◆ **DIRECTIONS FOR THIS TASK**:
Quote the full listing word for word.

* Start SUPPLIED DATA *

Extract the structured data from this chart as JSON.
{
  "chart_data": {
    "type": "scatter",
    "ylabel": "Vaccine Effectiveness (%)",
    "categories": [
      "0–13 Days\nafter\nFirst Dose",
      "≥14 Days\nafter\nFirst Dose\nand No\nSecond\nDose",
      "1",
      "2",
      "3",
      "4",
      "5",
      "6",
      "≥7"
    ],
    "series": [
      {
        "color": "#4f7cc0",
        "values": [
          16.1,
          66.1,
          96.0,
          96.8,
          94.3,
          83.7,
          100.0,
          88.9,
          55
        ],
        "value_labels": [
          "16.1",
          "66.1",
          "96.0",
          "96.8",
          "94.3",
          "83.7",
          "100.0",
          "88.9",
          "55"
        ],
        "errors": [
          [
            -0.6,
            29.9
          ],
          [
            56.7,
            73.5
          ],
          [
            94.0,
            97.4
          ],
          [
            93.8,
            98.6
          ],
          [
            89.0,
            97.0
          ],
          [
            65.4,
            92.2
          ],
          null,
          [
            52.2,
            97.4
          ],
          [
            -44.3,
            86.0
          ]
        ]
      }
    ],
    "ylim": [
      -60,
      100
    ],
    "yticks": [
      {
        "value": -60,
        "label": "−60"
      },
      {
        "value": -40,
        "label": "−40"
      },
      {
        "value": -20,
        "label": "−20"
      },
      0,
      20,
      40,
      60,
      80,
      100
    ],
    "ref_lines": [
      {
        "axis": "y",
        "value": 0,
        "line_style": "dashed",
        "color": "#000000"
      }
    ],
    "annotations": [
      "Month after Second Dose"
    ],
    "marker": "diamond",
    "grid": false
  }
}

* End SUPPLIED DATA *

◆ **EXERCISE ANSWER**:
Extract the structured data from this chart as JSON.
{
  "chart_data": {
    "type": "scatter",
    "ylabel": "Vaccine Effectiveness (%)",
    "categories": [
      "0–13 Days\nafter\nFirst Dose",
      "≥14 Days\nafter\nFirst Dose\nand No\nSecond\nDose",
      "1",
      "2",
      "3",
      "4",
      "5",
      "6",
      "≥7"
    ],
    "series": [
      {
        "color": "#4f7cc0",
        "values": [
          16.1,
          66.1,
          96.0,
          96.8,
          94.3,
          83.7,
          100.0,
          88.9,
          55
        ],
        "value_labels": [
          "16.1",
          "66.1",
          "96.0",
          "96.8",
          "94.3",
          "83.7",
          "100.0",
          "88.9",
          "55"
        ],
        "errors": [
          [
            -0.6,
            29.9
          ],
          [
            56.7,
            73.5
          ],
          [
            94.0,
            97.4
          ],
          [
            93.8,
            98.6
          ],
          [
            89.0,
            97.0
          ],
          [
            65.4,
            92.2
          ],
          null,
          [
            52.2,
            97.4
          ],
          [
            -44.3,
            86.0
          ]
        ]
      }
    ],
    "ylim": [
      -60,
      100
    ],
    "yticks": [
      {
        "value": -60,
        "label": "−60"
      },
      {
        "value": -40,
        "label": "−40"
      },
      {
        "value": -20,
        "label": "−20"
      },
      0,
      20,
      40,
      60,
      80,
      100
    ],
    "ref_lines": [
      {
        "axis": "y",
        "value": 0,
        "line_style": "dashed",
        "color": "#000000"
      }
    ],
    "annotations": [
      "Month after Second Dose"
    ],
    "marker": "diamond",
    "grid": false
  }
}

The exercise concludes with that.